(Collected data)
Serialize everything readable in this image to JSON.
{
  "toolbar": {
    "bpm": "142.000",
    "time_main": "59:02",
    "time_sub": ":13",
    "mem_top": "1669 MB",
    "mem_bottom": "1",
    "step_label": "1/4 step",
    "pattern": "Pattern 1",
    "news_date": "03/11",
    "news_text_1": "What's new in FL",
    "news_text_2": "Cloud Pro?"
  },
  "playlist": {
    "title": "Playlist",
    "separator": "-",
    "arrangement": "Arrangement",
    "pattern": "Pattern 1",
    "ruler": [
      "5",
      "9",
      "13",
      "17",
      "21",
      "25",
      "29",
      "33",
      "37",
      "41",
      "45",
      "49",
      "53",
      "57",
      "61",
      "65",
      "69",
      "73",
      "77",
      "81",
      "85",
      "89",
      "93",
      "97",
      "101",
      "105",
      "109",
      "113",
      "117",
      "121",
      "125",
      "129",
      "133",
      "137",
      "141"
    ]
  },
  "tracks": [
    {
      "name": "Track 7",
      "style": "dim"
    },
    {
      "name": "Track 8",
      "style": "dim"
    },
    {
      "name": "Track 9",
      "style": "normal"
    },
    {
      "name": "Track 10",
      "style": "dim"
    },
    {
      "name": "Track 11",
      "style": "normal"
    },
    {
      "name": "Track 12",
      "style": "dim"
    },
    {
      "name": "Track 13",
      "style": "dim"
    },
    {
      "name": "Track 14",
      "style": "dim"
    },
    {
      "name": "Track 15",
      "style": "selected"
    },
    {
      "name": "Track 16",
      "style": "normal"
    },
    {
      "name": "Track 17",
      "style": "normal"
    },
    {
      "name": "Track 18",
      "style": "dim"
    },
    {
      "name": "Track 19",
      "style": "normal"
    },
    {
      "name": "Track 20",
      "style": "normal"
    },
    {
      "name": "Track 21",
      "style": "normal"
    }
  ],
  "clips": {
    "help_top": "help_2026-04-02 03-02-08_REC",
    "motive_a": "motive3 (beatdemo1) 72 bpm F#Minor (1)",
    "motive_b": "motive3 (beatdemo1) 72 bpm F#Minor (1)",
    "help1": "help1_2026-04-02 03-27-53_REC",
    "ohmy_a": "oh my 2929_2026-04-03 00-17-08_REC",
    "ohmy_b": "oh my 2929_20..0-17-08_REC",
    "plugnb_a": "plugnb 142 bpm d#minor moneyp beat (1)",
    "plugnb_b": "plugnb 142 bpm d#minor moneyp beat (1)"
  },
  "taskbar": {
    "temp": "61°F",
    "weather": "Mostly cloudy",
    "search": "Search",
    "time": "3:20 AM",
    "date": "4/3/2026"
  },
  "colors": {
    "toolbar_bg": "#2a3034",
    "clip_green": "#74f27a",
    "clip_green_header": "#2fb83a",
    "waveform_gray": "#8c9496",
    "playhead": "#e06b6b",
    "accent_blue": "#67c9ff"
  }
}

**REQUIREMENTS**
Each entry above is to be printed again exactly.

**FINISHED ANSWER**
Serialize everything readable in this image to JSON.
{
  "toolbar": {
    "bpm": "142.000",
    "time_main": "59:02",
    "time_sub": ":13",
    "mem_top": "1669 MB",
    "mem_bottom": "1",
    "step_label": "1/4 step",
    "pattern": "Pattern 1",
    "news_date": "03/11",
    "news_text_1": "What's new in FL",
    "news_text_2": "Cloud Pro?"
  },
  "playlist": {
    "title": "Playlist",
    "separator": "-",
    "arrangement": "Arrangement",
    "pattern": "Pattern 1",
    "ruler": [
      "5",
      "9",
      "13",
      "17",
      "21",
      "25",
      "29",
      "33",
      "37",
      "41",
      "45",
      "49",
      "53",
      "57",
      "61",
      "65",
      "69",
      "73",
      "77",
      "81",
      "85",
      "89",
      "93",
      "97",
      "101",
      "105",
      "109",
      "113",
      "117",
      "121",
      "125",
      "129",
      "133",
      "137",
      "141"
    ]
  },
  "tracks": [
    {
      "name": "Track 7",
      "style": "dim"
    },
    {
      "name": "Track 8",
      "style": "dim"
    },
    {
      "name": "Track 9",
      "style": "normal"
    },
    {
      "name": "Track 10",
      "style": "dim"
    },
    {
      "name": "Track 11",
      "style": "normal"
    },
    {
      "name": "Track 12",
      "style": "dim"
    },
    {
      "name": "Track 13",
      "style": "dim"
    },
    {
      "name": "Track 14",
      "style": "dim"
    },
    {
      "name": "Track 15",
      "style": "selected"
    },
    {
      "name": "Track 16",
      "style": "normal"
    },
    {
      "name": "Track 17",
      "style": "normal"
    },
    {
      "name": "Track 18",
      "style": "dim"
    },
    {
      "name": "Track 19",
      "style": "normal"
    },
    {
      "name": "Track 20",
      "style": "normal"
    },
    {
      "name": "Track 21",
      "style": "normal"
    }
  ],
  "clips": {
    "help_top": "help_2026-04-02 03-02-08_REC",
    "motive_a": "motive3 (beatdemo1) 72 bpm F#Minor (1)",
    "motive_b": "motive3 (beatdemo1) 72 bpm F#Minor (1)",
    "help1": "help1_2026-04-02 03-27-53_REC",
    "ohmy_a": "oh my 2929_2026-04-03 00-17-08_REC",
    "ohmy_b": "oh my 2929_20..0-17-08_REC",
    "plugnb_a": "plugnb 142 bpm d#minor moneyp beat (1)",
    "plugnb_b": "plugnb 142 bpm d#minor moneyp beat (1)"
  },
  "taskbar": {
    "temp": "61°F",
    "weather": "Mostly cloudy",
    "search": "Search",
    "time": "3:20 AM",
    "date": "4/3/2026"
  },
  "colors": {
    "toolbar_bg": "#2a3034",
    "clip_green": "#74f27a",
    "clip_green_header": "#2fb83a",
    "waveform_gray": "#8c9496",
    "playhead": "#e06b6b",
    "accent_blue": "#67c9ff"
  }
}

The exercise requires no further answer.